Annotazioni dei riquadri di delimitazione:
──────────

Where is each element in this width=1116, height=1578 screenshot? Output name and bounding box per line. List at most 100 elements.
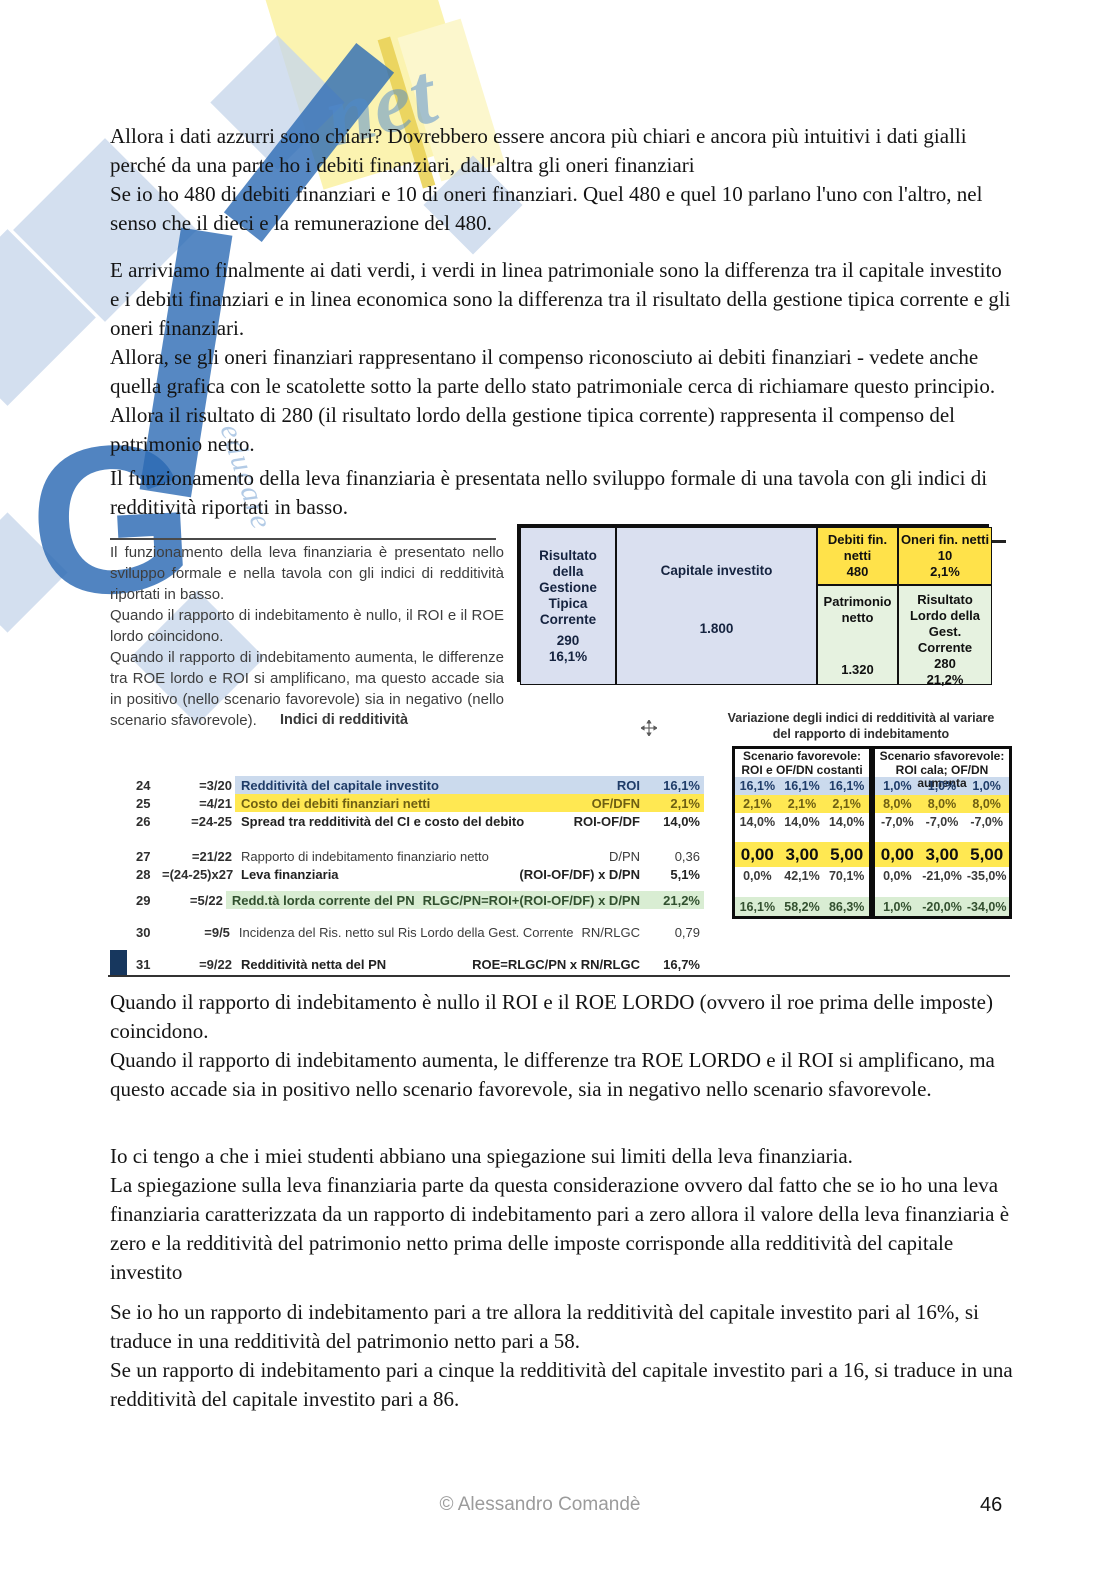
paragraph-text: La spiegazione sulla leva finanziaria pa… [110,1173,1010,1284]
paragraph-text: Se un rapporto di indebitamento pari a c… [110,1358,1013,1411]
table-row: 25 =4/21 Costo dei debiti finanziari net… [108,794,704,812]
row-band: Incidenza del Ris. netto sul Ris Lordo d… [233,923,704,941]
scenario-header-line1: Scenario sfavorevole: [879,749,1005,763]
paragraph-6: Se io ho un rapporto di indebitamento pa… [110,1298,1016,1414]
row-label: Leva finanziaria [241,866,339,882]
cell-value: 1.800 [699,621,734,636]
page-number: 46 [980,1494,1003,1516]
scenario-row-dpn: 0,00 3,00 5,00 [735,842,869,867]
scenario-cell: -7,0% [925,815,959,829]
row-label: Redditività del capitale investito [241,777,439,793]
footer-credit: © Alessandro Comandè [439,1494,641,1515]
scenario-cell: 58,2% [784,899,820,914]
row-number: 25 [136,795,151,811]
cell-line: Gest. Corrente [917,624,973,655]
row-label: Spread tra redditività del CI e costo de… [241,813,525,829]
scenario-cell: 0,00 [880,844,914,864]
row-symbol: OF/DFN [591,795,640,811]
row-value: 21,2% [663,892,700,908]
row-value: 0,79 [674,924,700,940]
row-band: Redditività del capitale investito ROI 1… [235,776,704,794]
scenario-cell: 5,00 [830,844,864,864]
scenario-cell: 16,1% [784,779,820,793]
row-symbol: RN/RLGC [581,924,640,940]
note-divider [110,538,496,540]
cell-line: Debiti fin. [827,532,888,547]
row-label: Redditività netta del PN [241,956,387,972]
scenario-row-ofdfn: 8,0% 8,0% 8,0% [875,795,1009,813]
scenario-cell: 0,00 [740,844,774,864]
row-symbol: (ROI-OF/DF) x D/PN [519,866,640,882]
row-label: Rapporto di indebitamento finanziario ne… [241,848,489,864]
cell-line: Patrimonio [823,594,892,609]
move-cursor-icon [641,720,657,736]
cell-label: Capitale investito [660,563,773,578]
scenario-table: Scenario favorevole: ROI e OF/DN costant… [732,746,1012,919]
slide-note-text: Il funzionamento della leva finanziaria … [110,542,504,731]
paragraph-text: Se io ho 480 di debiti finanziari e 10 d… [110,182,983,235]
row-symbol: RLGC/PN=ROI+(ROI-OF/DF) x D/PN [422,892,640,908]
cell-capitale-investito: Capitale investito 1.800 [616,527,817,685]
scenario-cell: 0,0% [883,869,912,883]
scenario-row-leva: 0,0% -21,0% -35,0% [875,867,1009,885]
row-formula: =9/5 [204,924,230,940]
navy-square-marker [110,950,127,975]
scenario-cell: 42,1% [784,869,820,883]
row-band: Spread tra redditività del CI e costo de… [235,812,704,830]
row-formula: =4/21 [199,795,232,811]
scenario-cell: 16,1% [828,779,865,793]
row-number: 27 [136,848,151,864]
cell-value: 280 [934,656,956,671]
table-row: 30 =9/5 Incidenza del Ris. netto sul Ris… [108,923,704,941]
balance-sheet-diagram: Risultato della Gestione Tipica Corrente… [517,524,992,687]
row-label: Costo dei debiti finanziari netti [241,795,431,811]
scenario-header-line2: ROI cala; OF/DN aumenta [895,762,989,790]
scenario-cell: 8,0% [972,797,1001,811]
cell-value: 290 [556,632,580,648]
scenario-cell: 1,0% [883,779,912,793]
paragraph-1: Allora i dati azzurri sono chiari? Dovre… [110,122,1016,238]
embedded-screenshot: Il funzionamento della leva finanziaria … [108,524,1012,982]
stray-dash [992,540,1006,543]
row-number: 29 [136,892,151,908]
paragraph-text: Quando il rapporto di indebitamento aume… [110,1048,995,1101]
row-label: Redd.tà lorda corrente del PN [231,892,415,908]
row-symbol: ROE=RLGC/PN x RN/RLGC [472,956,640,972]
row-formula: =(24-25)x27 [162,866,234,882]
scenario-cell: 5,00 [970,844,1004,864]
scenario-sfavorevole-block: Scenario sfavorevole: ROI cala; OF/DN au… [872,746,1012,919]
scenario-cell: 16,1% [739,779,776,793]
table-bottom-rule [108,975,1010,977]
paragraph-3: Il funzionamento della leva finanziaria … [110,464,1016,522]
scenario-cell: 8,0% [927,797,957,811]
paragraph-text: E arriviamo finalmente ai dati verdi, i … [110,258,1011,340]
row-number: 26 [136,813,151,829]
paragraph-text: Io ci tengo a che i miei studenti abbian… [110,1144,853,1168]
row-symbol: ROI [616,777,640,793]
scenario-cell: 0,0% [743,869,772,883]
scenario-cell: 2,1% [832,797,861,811]
row-formula: =24-25 [191,813,232,829]
scenario-cell: 3,00 [785,844,819,864]
paragraph-text: Quando il rapporto di indebitamento è nu… [110,990,993,1043]
watermark-diamond [0,229,96,406]
row-formula: =5/22 [189,892,223,908]
cell-debiti-finanziari: Debiti fin. netti 480 [817,527,898,585]
row-number: 24 [136,777,151,793]
variazione-title-line2: del rapporto di indebitamento [772,727,950,741]
row-band: Costo dei debiti finanziari netti OF/DFN… [235,794,704,812]
spacer [819,626,896,662]
table-row: 26 =24-25 Spread tra redditività del CI … [108,812,704,830]
row-band: Rapporto di indebitamento finanziario ne… [235,847,704,865]
table-row: 31 =9/22 Redditività netta del PN ROE=RL… [108,955,704,973]
paragraph-text: Se io ho un rapporto di indebitamento pa… [110,1300,979,1353]
paragraph-text: Allora i dati azzurri sono chiari? Dovre… [110,124,967,177]
note-line: Quando il rapporto di indebitamento è nu… [110,607,504,645]
row-formula: =3/20 [199,777,232,793]
row-number: 31 [136,956,151,972]
scenario-row-roi: 1,0% 1,0% 1,0% [875,777,1009,795]
scenario-cell: -20,0% [922,899,962,914]
scenario-cell: 2,1% [787,797,817,811]
scenario-cell: -21,0% [922,869,962,883]
cell-line: della Gestione [539,563,597,595]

──────────

Trasforma in un elenco numerato tutte le righe del materiale qui sopra, tralasciando quelle vuote. Non includere l'immagine nella risposta.

1. Where is each element in this width=1116, height=1578 screenshot? Output name and bounding box per line. List at most 100 elements.
2. paragraph-text: La spiegazione sulla leva finanziaria pa… [110,1173,1010,1284]
3. paragraph-text: Se un rapporto di indebitamento pari a c… [110,1358,1013,1411]
4. table-row: 25 =4/21 Costo dei debiti finanziari net… [108,794,704,812]
5. row-band: Incidenza del Ris. netto sul Ris Lordo d… [233,923,704,941]
6. scenario-header-line1: Scenario sfavorevole: [879,749,1005,763]
7. paragraph-6: Se io ho un rapporto di indebitamento pa… [110,1298,1016,1414]
8. row-label: Leva finanziaria [241,866,339,882]
9. cell-value: 1.800 [699,621,734,636]
10. page-number: 46 [980,1494,1003,1516]
11. scenario-row-dpn: 0,00 3,00 5,00 [735,842,869,867]
12. scenario-cell: -7,0% [925,815,959,829]
13. row-label: Redditività del capitale investito [241,777,439,793]
14. footer-credit: © Alessandro Comandè [439,1494,641,1515]
15. scenario-cell: 58,2% [784,899,820,914]
16. row-number: 25 [136,795,151,811]
17. cell-line: Gest. Corrente [917,624,973,655]
18. row-label: Spread tra redditività del CI e costo de… [241,813,525,829]
19. scenario-cell: 0,00 [880,844,914,864]
20. row-symbol: OF/DFN [591,795,640,811]
21. row-value: 21,2% [663,892,700,908]
22. row-value: 0,79 [674,924,700,940]
23. row-band: Redditività del capitale investito ROI 1… [235,776,704,794]
24. scenario-cell: 5,00 [830,844,864,864]
25. scenario-cell: 16,1% [784,779,820,793]
26. row-symbol: RN/RLGC [581,924,640,940]
27. note-divider [110,538,496,540]
28. cell-line: Debiti fin. [827,532,888,547]
29. row-label: Redditività netta del PN [241,956,387,972]
30. scenario-row-ofdfn: 8,0% 8,0% 8,0% [875,795,1009,813]
31. scenario-cell: 0,00 [740,844,774,864]
32. row-symbol: (ROI-OF/DF) x D/PN [519,866,640,882]
33. row-label: Rapporto di indebitamento finanziario ne… [241,848,489,864]
34. cell-line: Patrimonio [823,594,892,609]
35. move-cursor-icon [641,720,657,736]
36. cell-label: Capitale investito [660,563,773,578]
37. scenario-table: Scenario favorevole: ROI e OF/DN costant… [732,746,1012,919]
38. slide-note-text: Il funzionamento della leva finanziaria … [110,542,504,731]
39. paragraph-text: Se io ho 480 di debiti finanziari e 10 d… [110,182,983,235]
40. row-symbol: RLGC/PN=ROI+(ROI-OF/DF) x D/PN [422,892,640,908]
41. cell-capitale-investito: Capitale investito 1.800 [616,527,817,685]
42. scenario-cell: 0,0% [883,869,912,883]
43. scenario-row-leva: 0,0% -21,0% -35,0% [875,867,1009,885]
44. row-formula: =9/5 [204,924,230,940]
45. navy-square-marker [110,950,127,975]
46. scenario-cell: 42,1% [784,869,820,883]
47. row-band: Spread tra redditività del CI e costo de… [235,812,704,830]
48. row-formula: =4/21 [199,795,232,811]
49. scenario-cell: 16,1% [828,779,865,793]
50. row-number: 27 [136,848,151,864]
51. cell-value: 280 [934,656,956,671]
52. table-row: 30 =9/5 Incidenza del Ris. netto sul Ris… [108,923,704,941]
53. balance-sheet-diagram: Risultato della Gestione Tipica Corrente… [517,524,992,687]
54. row-label: Costo dei debiti finanziari netti [241,795,431,811]
55. scenario-header-line2: ROI cala; OF/DN aumenta [895,762,989,790]
56. scenario-cell: 8,0% [972,797,1001,811]
57. cell-value: 290 [556,632,580,648]
58. scenario-cell: 1,0% [883,779,912,793]
59. paragraph-1: Allora i dati azzurri sono chiari? Dovre… [110,122,1016,238]
60. embedded-screenshot: Il funzionamento della leva finanziaria … [108,524,1012,982]
61. stray-dash [992,540,1006,543]
62. row-number: 29 [136,892,151,908]
63. paragraph-text: Quando il rapporto di indebitamento aume… [110,1048,995,1101]
64. row-label: Redd.tà lorda corrente del PN [231,892,415,908]
65. row-symbol: ROE=RLGC/PN x RN/RLGC [472,956,640,972]
66. row-formula: =(24-25)x27 [162,866,234,882]
67. scenario-cell: 5,00 [970,844,1004,864]
68. scenario-sfavorevole-block: Scenario sfavorevole: ROI cala; OF/DN au… [872,746,1012,919]
69. scenario-cell: 16,1% [739,779,776,793]
70. table-bottom-rule [108,975,1010,977]
71. paragraph-3: Il funzionamento della leva finanziaria … [110,464,1016,522]
72. scenario-cell: 8,0% [927,797,957,811]
73. paragraph-text: E arriviamo finalmente ai dati verdi, i … [110,258,1011,340]
74. row-number: 26 [136,813,151,829]
75. paragraph-text: Io ci tengo a che i miei studenti abbian… [110,1144,853,1168]
76. row-symbol: ROI [616,777,640,793]
77. scenario-cell: 0,0% [743,869,772,883]
78. scenario-cell: 2,1% [832,797,861,811]
79. row-formula: =24-25 [191,813,232,829]
80. scenario-cell: 3,00 [785,844,819,864]
81. paragraph-text: Quando il rapporto di indebitamento è nu… [110,990,993,1043]
82. watermark-diamond [0,229,96,406]
83. row-formula: =5/22 [189,892,223,908]
84. cell-debiti-finanziari: Debiti fin. netti 480 [817,527,898,585]
85. row-number: 24 [136,777,151,793]
86. variazione-title-line2: del rapporto di indebitamento [772,727,950,741]
87. row-band: Costo dei debiti finanziari netti OF/DFN… [235,794,704,812]
88. spacer [819,626,896,662]
89. table-row: 26 =24-25 Spread tra redditività del CI … [108,812,704,830]
90. row-band: Rapporto di indebitamento finanziario ne… [235,847,704,865]
91. table-row: 31 =9/22 Redditività netta del PN ROE=RL… [108,955,704,973]
92. paragraph-text: Se io ho un rapporto di indebitamento pa… [110,1300,979,1353]
93. paragraph-text: Allora i dati azzurri sono chiari? Dovre… [110,124,967,177]
94. note-line: Quando il rapporto di indebitamento è nu… [110,607,504,645]
95. row-formula: =3/20 [199,777,232,793]
96. row-number: 31 [136,956,151,972]
97. scenario-row-roi: 1,0% 1,0% 1,0% [875,777,1009,795]
98. scenario-cell: -20,0% [922,899,962,914]
99. scenario-cell: 2,1% [787,797,817,811]
100. scenario-cell: -21,0% [922,869,962,883]
101. cell-line: della Gestione [539,563,597,595]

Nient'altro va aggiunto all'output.